Lines of data:
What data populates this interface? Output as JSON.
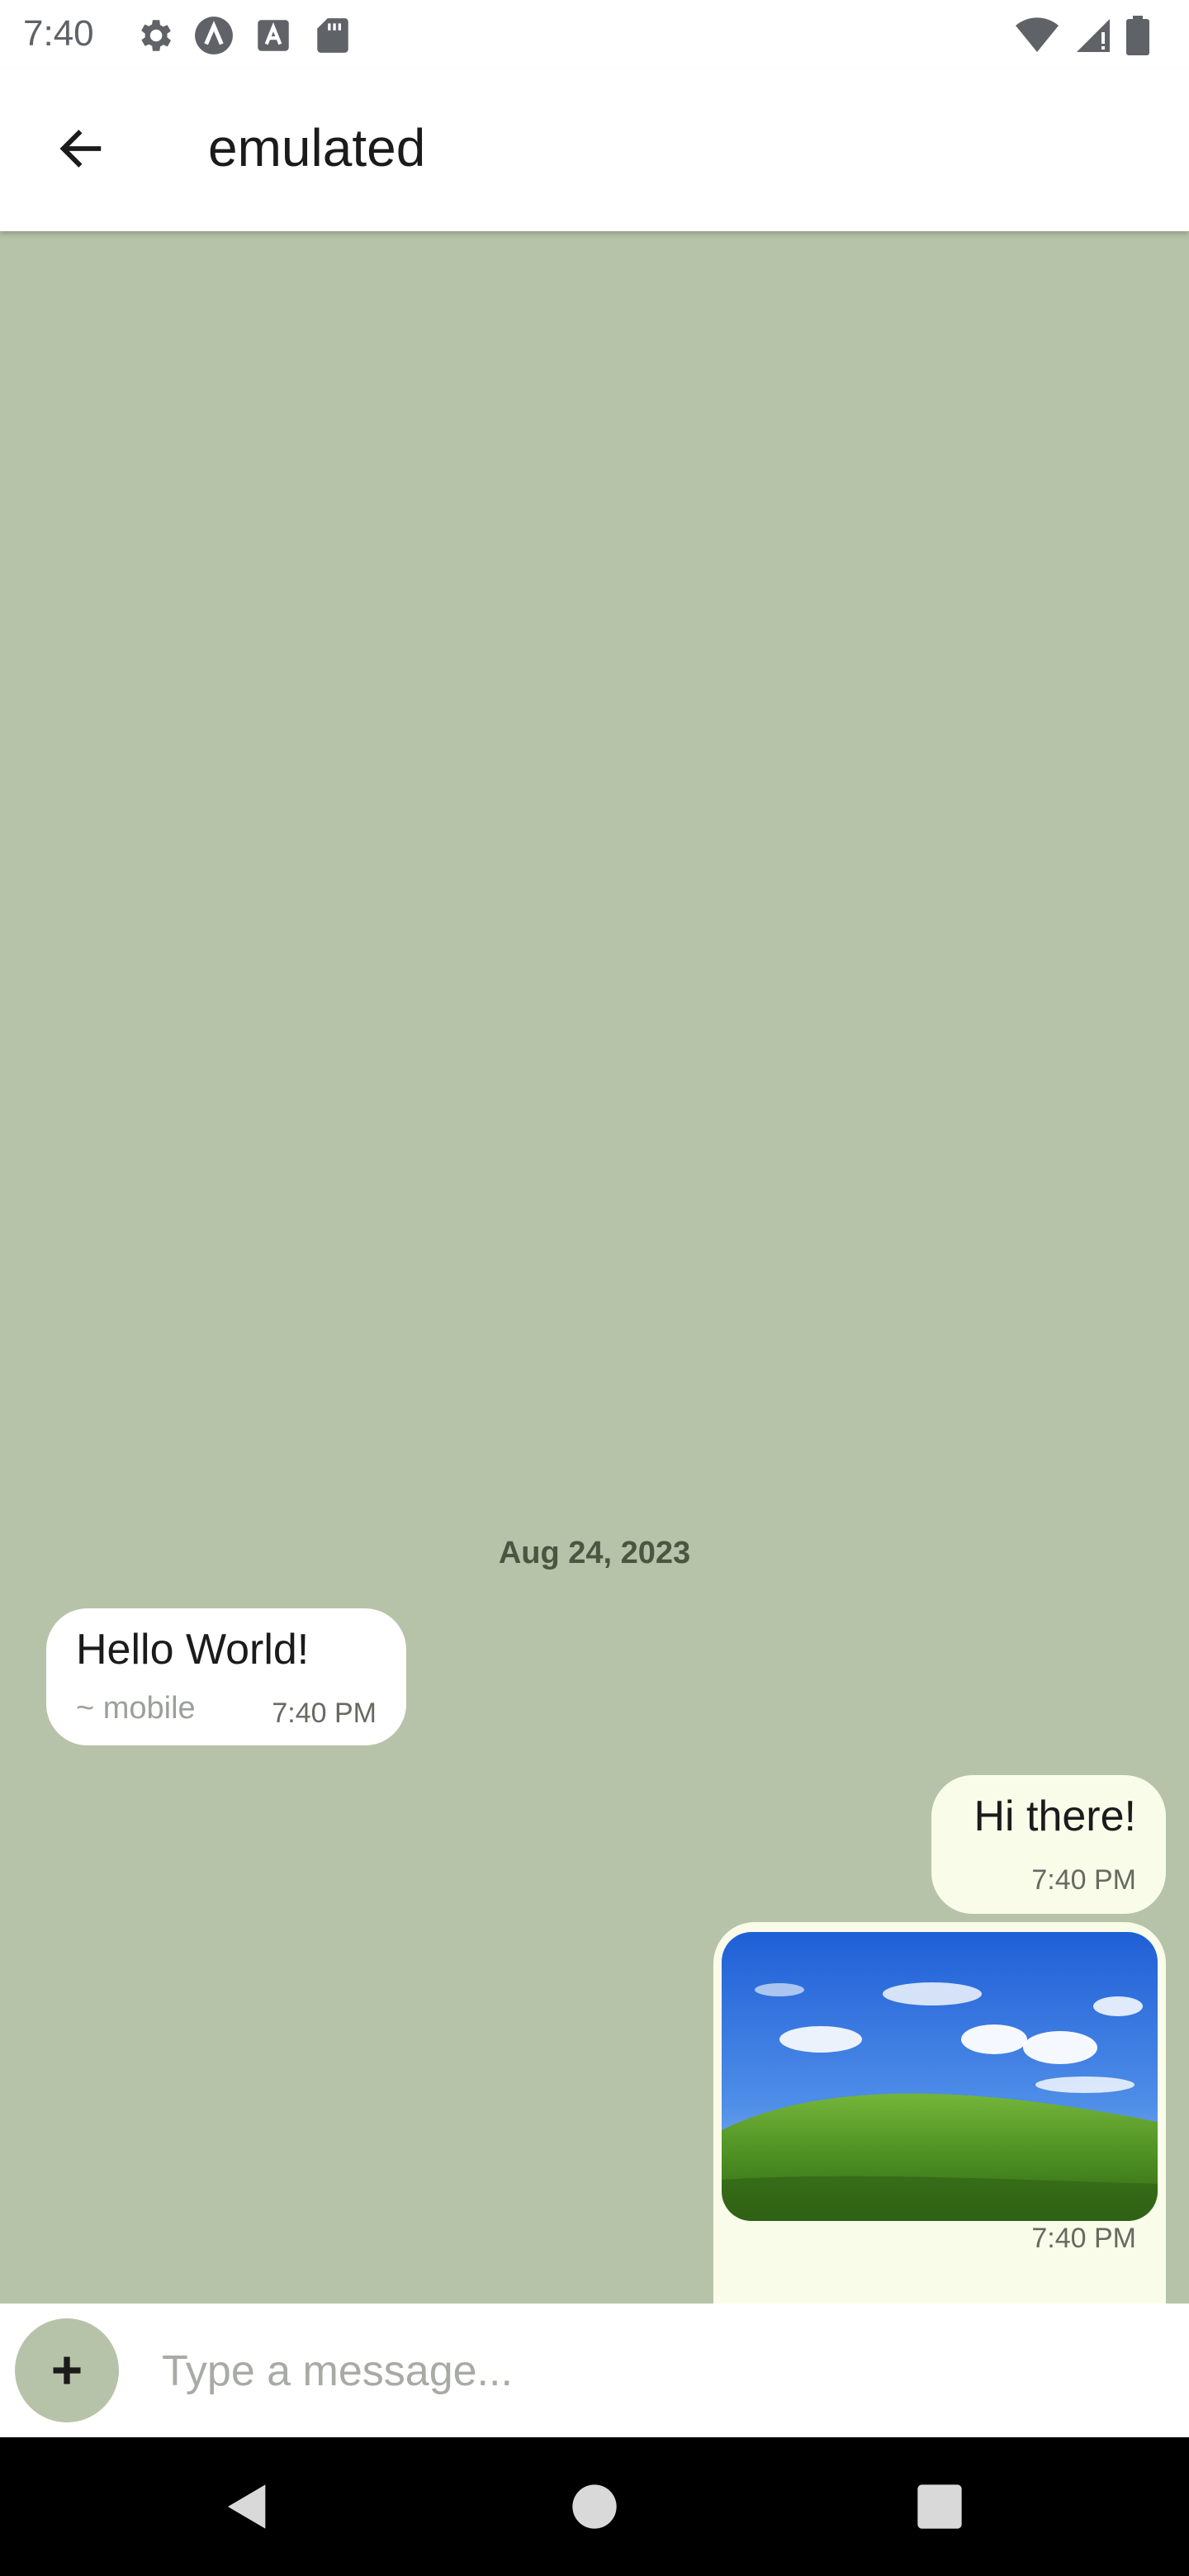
{
  "status_bar": {
    "time": "7:40",
    "icons_left": [
      "settings-icon",
      "app-a-circle-icon",
      "font-a-icon",
      "sd-card-icon"
    ],
    "icons_right": [
      "wifi-icon",
      "signal-icon",
      "battery-icon"
    ]
  },
  "app_bar": {
    "title": "emulated",
    "back_icon": "arrow-left-icon"
  },
  "chat": {
    "background_color": "#b7c3a9",
    "date_divider": "Aug 24, 2023",
    "messages": [
      {
        "direction": "incoming",
        "text": "Hello World!",
        "sender": "~ mobile",
        "time": "7:40 PM"
      },
      {
        "direction": "outgoing",
        "text": "Hi there!",
        "time": "7:40 PM"
      },
      {
        "direction": "outgoing",
        "image": "landscape-hill-photo",
        "time": "7:40 PM"
      }
    ]
  },
  "composer": {
    "placeholder": "Type a message...",
    "value": "",
    "attach_icon": "plus-icon"
  },
  "nav_bar": {
    "icons": [
      "nav-back-icon",
      "nav-home-icon",
      "nav-recents-icon"
    ]
  },
  "colors": {
    "incoming_bubble": "#ffffff",
    "outgoing_bubble": "#f9fce9",
    "accent": "#b7c3a9"
  }
}
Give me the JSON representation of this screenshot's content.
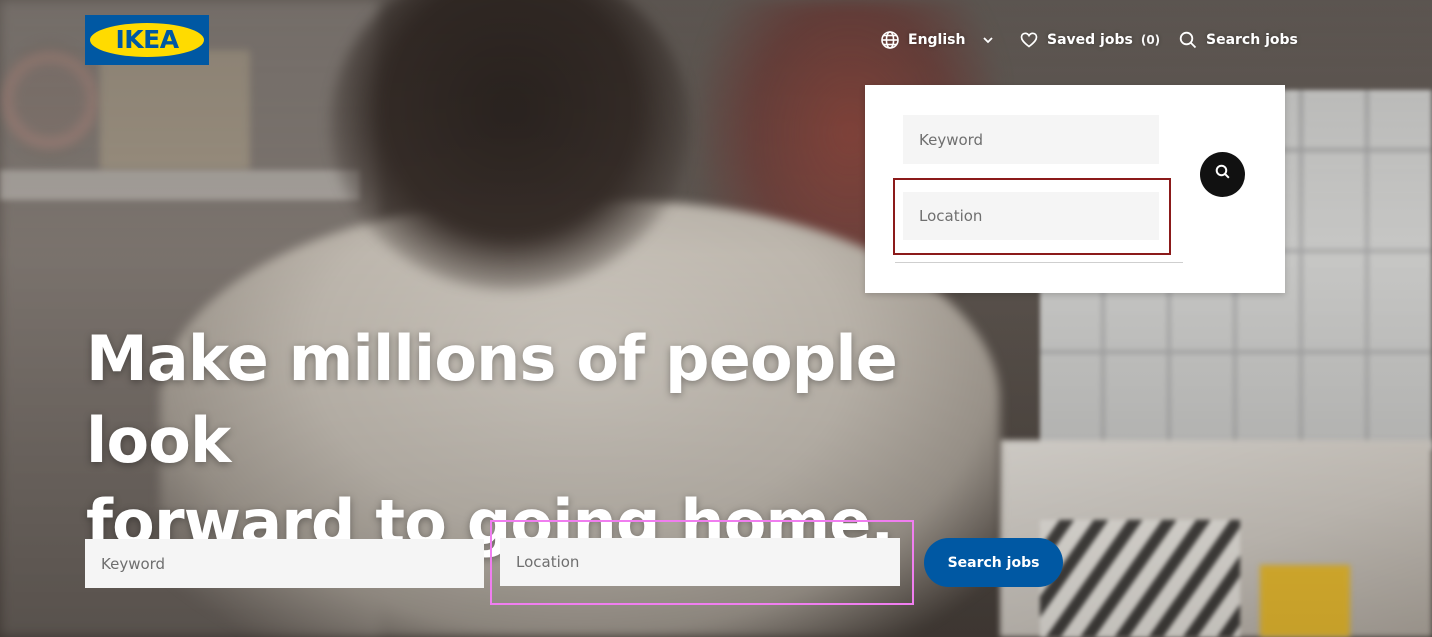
{
  "brand": {
    "logo_text": "IKEA",
    "colors": {
      "blue": "#0058a3",
      "yellow": "#ffdb00"
    }
  },
  "header": {
    "language": {
      "label": "English",
      "icon": "globe-icon",
      "dropdown_icon": "chevron-down-icon"
    },
    "saved_jobs": {
      "label": "Saved jobs",
      "count": "(0)",
      "icon": "heart-icon"
    },
    "search_jobs": {
      "label": "Search jobs",
      "icon": "search-icon"
    }
  },
  "search_panel": {
    "keyword_placeholder": "Keyword",
    "location_placeholder": "Location",
    "submit_icon": "search-icon"
  },
  "hero": {
    "headline_line1": "Make millions of people look",
    "headline_line2": "forward to going home.",
    "keyword_placeholder": "Keyword",
    "location_placeholder": "Location",
    "search_button_label": "Search jobs",
    "button_color": "#0058a3"
  }
}
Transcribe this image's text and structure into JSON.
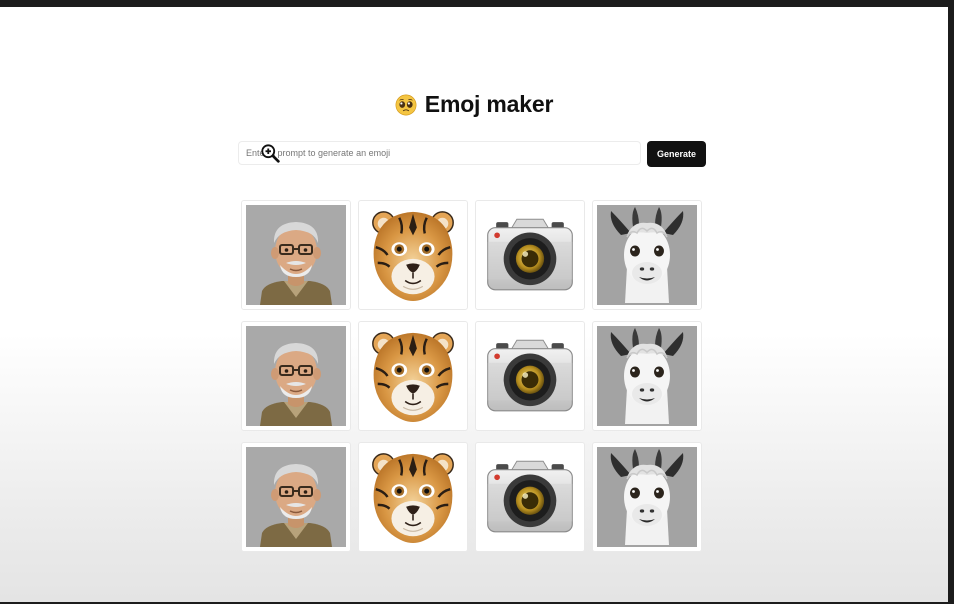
{
  "app": {
    "title": "Emoj maker",
    "title_emoji": "pleading-face-emoji"
  },
  "prompt": {
    "placeholder": "Enter a prompt to generate an emoji",
    "value": ""
  },
  "actions": {
    "generate_label": "Generate"
  },
  "gallery": {
    "columns": 4,
    "rows": [
      [
        "man-with-glasses-emoji",
        "tiger-face-emoji",
        "camera-emoji",
        "llama-face-emoji"
      ],
      [
        "man-with-glasses-emoji",
        "tiger-face-emoji",
        "camera-emoji",
        "llama-face-emoji"
      ],
      [
        "man-with-glasses-emoji",
        "tiger-face-emoji",
        "camera-emoji",
        "llama-face-emoji"
      ]
    ]
  },
  "cursor": {
    "icon": "zoom-in-cursor-icon"
  },
  "colors": {
    "button_bg": "#111111",
    "button_text": "#ffffff",
    "card_border": "#e9e9e9"
  }
}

◆ WHAT IS NEEDED
Output nothing but the number of lines in the data containing the string "JSON".

◆ EXERCISE SOLUTION
3